● **Extracted information**
◆ ◆ ◆ ◆ ◆ ◆ ◆
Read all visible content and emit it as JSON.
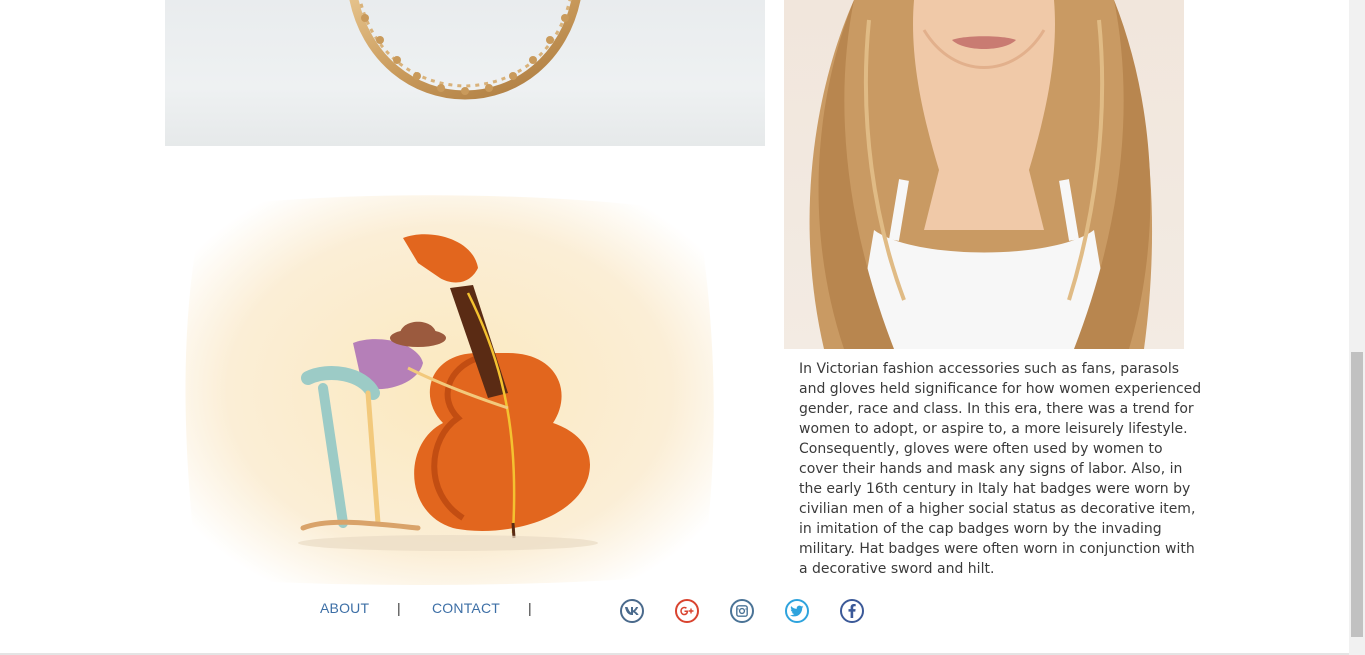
{
  "article": {
    "paragraph": "In Victorian fashion accessories such as fans, parasols and gloves held significance for how women experienced gender, race and class. In this era, there was a trend for women to adopt, or aspire to, a more leisurely lifestyle. Consequently, gloves were often used by women to cover their hands and mask any signs of labor. Also, in the early 16th century in Italy hat badges were worn by civilian men of a higher social status as decorative item, in imitation of the cap badges worn by the invading military. Hat badges were often worn in conjunction with a decorative sword and hilt."
  },
  "footer": {
    "nav": [
      {
        "label": "ABOUT"
      },
      {
        "label": "CONTACT"
      }
    ],
    "separator": "|",
    "social": [
      {
        "icon": "vk-icon",
        "color": "#4a6a8c"
      },
      {
        "icon": "google-plus-icon",
        "color": "#d9432f"
      },
      {
        "icon": "instagram-icon",
        "color": "#4a7396"
      },
      {
        "icon": "twitter-icon",
        "color": "#2ea3dd"
      },
      {
        "icon": "facebook-icon",
        "color": "#3b5998"
      }
    ]
  },
  "colors": {
    "link": "#3d6fa6",
    "text": "#3a3a3a",
    "background": "#ffffff"
  }
}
◆ ◆ ◆ ◆ ◆ ◆ ◆
● **Aim of the task**
Each entry shown above must be quoted exactly, with its pictures left out.

● **The result**
Read all visible content and emit it as JSON.
{
  "article": {
    "paragraph": "In Victorian fashion accessories such as fans, parasols and gloves held significance for how women experienced gender, race and class. In this era, there was a trend for women to adopt, or aspire to, a more leisurely lifestyle. Consequently, gloves were often used by women to cover their hands and mask any signs of labor. Also, in the early 16th century in Italy hat badges were worn by civilian men of a higher social status as decorative item, in imitation of the cap badges worn by the invading military. Hat badges were often worn in conjunction with a decorative sword and hilt."
  },
  "footer": {
    "nav": [
      {
        "label": "ABOUT"
      },
      {
        "label": "CONTACT"
      }
    ],
    "separator": "|",
    "social": [
      {
        "icon": "vk-icon",
        "color": "#4a6a8c"
      },
      {
        "icon": "google-plus-icon",
        "color": "#d9432f"
      },
      {
        "icon": "instagram-icon",
        "color": "#4a7396"
      },
      {
        "icon": "twitter-icon",
        "color": "#2ea3dd"
      },
      {
        "icon": "facebook-icon",
        "color": "#3b5998"
      }
    ]
  },
  "colors": {
    "link": "#3d6fa6",
    "text": "#3a3a3a",
    "background": "#ffffff"
  }
}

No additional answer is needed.